ENTRIES SUPPLIED —
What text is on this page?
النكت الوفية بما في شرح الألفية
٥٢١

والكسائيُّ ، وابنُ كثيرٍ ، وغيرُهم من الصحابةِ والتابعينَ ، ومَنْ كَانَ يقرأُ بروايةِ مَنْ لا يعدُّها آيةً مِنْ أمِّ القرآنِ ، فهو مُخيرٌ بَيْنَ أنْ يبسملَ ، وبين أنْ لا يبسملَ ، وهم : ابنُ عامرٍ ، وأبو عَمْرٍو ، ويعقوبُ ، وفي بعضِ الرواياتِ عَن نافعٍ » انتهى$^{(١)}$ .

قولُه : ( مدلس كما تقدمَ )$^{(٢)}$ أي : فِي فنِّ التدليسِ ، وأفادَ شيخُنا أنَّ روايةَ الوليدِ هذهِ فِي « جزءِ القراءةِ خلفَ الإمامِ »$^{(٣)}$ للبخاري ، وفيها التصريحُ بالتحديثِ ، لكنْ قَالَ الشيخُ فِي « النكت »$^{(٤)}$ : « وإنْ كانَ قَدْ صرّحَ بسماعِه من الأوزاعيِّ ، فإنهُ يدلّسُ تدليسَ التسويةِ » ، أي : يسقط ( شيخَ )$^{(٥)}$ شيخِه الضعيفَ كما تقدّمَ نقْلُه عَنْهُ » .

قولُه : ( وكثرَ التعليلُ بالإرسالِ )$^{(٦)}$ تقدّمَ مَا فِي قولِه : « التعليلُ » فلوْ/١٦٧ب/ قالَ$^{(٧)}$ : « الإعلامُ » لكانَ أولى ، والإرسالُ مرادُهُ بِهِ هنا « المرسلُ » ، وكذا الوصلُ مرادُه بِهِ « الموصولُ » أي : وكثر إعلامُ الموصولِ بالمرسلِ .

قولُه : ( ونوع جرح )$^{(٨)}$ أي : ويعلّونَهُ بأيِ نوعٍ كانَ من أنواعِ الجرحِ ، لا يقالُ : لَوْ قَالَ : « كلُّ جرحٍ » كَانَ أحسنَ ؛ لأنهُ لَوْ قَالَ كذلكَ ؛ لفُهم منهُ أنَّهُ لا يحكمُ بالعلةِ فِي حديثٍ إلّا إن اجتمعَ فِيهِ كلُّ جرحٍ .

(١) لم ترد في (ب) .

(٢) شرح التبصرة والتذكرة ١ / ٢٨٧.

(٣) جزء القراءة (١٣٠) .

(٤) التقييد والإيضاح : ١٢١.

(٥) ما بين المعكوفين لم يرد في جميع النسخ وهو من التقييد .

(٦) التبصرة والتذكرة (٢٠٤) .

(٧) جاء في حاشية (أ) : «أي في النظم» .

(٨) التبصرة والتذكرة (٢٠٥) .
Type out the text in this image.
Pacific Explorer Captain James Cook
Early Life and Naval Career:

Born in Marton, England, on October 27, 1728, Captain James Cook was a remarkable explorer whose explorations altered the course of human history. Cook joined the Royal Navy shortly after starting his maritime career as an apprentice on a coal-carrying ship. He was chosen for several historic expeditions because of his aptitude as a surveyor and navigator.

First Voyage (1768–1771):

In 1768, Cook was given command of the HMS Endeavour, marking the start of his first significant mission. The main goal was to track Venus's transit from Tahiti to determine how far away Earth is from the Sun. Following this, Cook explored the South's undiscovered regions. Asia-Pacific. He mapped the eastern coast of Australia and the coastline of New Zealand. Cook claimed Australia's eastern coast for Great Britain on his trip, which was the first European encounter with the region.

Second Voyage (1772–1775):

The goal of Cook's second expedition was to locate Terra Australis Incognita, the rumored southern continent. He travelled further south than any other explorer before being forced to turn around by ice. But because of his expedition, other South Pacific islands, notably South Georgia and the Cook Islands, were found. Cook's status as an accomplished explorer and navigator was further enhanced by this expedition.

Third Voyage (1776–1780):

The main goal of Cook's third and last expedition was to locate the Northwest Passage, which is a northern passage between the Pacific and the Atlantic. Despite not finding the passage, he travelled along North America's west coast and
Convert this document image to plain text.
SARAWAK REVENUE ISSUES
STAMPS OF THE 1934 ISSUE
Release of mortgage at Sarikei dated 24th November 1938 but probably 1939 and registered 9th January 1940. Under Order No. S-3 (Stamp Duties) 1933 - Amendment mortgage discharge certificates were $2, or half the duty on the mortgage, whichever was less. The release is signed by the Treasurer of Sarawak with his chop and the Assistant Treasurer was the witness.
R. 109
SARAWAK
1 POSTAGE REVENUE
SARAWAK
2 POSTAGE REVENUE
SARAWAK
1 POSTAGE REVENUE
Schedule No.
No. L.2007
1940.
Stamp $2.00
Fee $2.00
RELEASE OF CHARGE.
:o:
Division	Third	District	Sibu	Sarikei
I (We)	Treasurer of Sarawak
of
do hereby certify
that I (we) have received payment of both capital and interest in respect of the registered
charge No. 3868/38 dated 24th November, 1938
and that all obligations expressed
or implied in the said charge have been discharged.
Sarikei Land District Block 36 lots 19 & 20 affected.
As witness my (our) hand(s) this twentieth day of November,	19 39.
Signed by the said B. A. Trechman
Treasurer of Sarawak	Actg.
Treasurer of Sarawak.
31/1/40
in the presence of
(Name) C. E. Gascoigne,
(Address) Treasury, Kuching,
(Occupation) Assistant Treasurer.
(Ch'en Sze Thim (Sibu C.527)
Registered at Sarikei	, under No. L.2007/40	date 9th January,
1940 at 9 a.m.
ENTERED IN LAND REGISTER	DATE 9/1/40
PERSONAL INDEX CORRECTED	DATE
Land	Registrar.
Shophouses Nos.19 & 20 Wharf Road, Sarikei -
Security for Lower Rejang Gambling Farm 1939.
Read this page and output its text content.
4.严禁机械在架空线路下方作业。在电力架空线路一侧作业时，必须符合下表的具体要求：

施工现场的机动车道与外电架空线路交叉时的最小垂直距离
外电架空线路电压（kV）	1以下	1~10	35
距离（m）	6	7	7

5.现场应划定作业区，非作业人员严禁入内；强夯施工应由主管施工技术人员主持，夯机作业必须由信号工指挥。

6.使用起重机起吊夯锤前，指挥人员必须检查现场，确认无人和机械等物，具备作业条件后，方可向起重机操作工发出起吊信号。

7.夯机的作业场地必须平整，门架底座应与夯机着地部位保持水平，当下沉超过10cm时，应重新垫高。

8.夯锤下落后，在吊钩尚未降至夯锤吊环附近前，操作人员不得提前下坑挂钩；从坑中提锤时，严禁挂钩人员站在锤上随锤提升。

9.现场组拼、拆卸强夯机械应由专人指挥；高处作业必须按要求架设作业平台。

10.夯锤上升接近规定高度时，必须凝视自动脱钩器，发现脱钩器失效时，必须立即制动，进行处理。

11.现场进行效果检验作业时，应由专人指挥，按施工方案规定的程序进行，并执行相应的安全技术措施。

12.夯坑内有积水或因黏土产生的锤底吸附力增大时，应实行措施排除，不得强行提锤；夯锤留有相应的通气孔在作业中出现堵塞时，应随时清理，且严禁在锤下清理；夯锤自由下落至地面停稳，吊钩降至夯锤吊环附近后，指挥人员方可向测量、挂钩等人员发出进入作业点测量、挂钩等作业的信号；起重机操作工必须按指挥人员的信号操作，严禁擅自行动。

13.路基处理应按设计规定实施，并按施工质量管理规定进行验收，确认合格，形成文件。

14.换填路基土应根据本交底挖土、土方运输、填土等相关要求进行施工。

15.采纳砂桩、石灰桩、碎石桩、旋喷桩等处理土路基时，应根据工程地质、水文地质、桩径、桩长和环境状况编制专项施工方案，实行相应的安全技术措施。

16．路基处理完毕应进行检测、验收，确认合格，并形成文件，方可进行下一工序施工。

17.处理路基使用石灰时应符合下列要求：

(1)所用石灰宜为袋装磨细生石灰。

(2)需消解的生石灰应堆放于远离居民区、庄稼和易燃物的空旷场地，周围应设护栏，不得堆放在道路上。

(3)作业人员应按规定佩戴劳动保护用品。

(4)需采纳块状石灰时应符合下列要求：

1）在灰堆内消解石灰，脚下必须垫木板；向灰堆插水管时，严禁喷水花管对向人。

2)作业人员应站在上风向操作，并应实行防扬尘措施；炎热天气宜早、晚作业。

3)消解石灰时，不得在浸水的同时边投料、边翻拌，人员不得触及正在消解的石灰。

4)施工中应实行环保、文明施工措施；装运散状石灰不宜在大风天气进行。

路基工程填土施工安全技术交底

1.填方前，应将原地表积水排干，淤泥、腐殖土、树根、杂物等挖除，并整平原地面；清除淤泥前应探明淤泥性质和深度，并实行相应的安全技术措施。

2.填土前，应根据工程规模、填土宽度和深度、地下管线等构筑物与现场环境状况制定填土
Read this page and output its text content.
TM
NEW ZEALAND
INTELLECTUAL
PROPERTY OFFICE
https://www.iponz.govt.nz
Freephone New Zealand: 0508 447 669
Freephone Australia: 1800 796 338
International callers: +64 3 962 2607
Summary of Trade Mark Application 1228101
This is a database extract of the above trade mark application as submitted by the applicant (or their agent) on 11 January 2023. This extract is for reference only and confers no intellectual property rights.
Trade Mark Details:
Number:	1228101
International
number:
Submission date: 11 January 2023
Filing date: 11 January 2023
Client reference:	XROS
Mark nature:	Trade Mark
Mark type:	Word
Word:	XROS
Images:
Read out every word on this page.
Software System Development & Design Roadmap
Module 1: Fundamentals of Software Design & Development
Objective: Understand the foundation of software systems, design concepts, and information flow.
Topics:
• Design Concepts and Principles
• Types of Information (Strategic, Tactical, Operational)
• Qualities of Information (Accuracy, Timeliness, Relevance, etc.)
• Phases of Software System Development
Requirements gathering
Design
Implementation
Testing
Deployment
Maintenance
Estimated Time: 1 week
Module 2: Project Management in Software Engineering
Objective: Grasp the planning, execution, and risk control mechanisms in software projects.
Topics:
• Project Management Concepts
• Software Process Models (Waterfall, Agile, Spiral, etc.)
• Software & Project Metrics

TASK GOAL — Work out how many lines of the listing above include the word "have". Report only the number.

RESULT FOR THIS TASK — 2